(Figure contents as structured data)
#####
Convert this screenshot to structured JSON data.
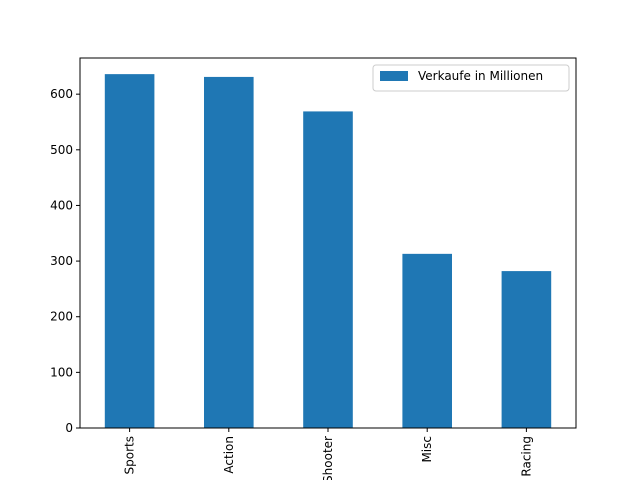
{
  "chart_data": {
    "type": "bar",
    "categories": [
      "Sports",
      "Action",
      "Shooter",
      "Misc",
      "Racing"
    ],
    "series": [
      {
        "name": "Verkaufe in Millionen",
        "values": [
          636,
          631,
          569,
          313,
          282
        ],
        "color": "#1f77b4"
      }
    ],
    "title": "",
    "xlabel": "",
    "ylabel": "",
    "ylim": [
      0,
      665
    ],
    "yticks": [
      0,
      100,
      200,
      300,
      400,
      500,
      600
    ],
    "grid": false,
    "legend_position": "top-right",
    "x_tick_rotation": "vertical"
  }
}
#####
• [WORK REQUIRED]
Reproduce each line of the records exactly, and omit every picture.

• [EXERCISE SOLUTION]
Convert this screenshot to structured JSON data.
{
  "chart_data": {
    "type": "bar",
    "categories": [
      "Sports",
      "Action",
      "Shooter",
      "Misc",
      "Racing"
    ],
    "series": [
      {
        "name": "Verkaufe in Millionen",
        "values": [
          636,
          631,
          569,
          313,
          282
        ],
        "color": "#1f77b4"
      }
    ],
    "title": "",
    "xlabel": "",
    "ylabel": "",
    "ylim": [
      0,
      665
    ],
    "yticks": [
      0,
      100,
      200,
      300,
      400,
      500,
      600
    ],
    "grid": false,
    "legend_position": "top-right",
    "x_tick_rotation": "vertical"
  }
}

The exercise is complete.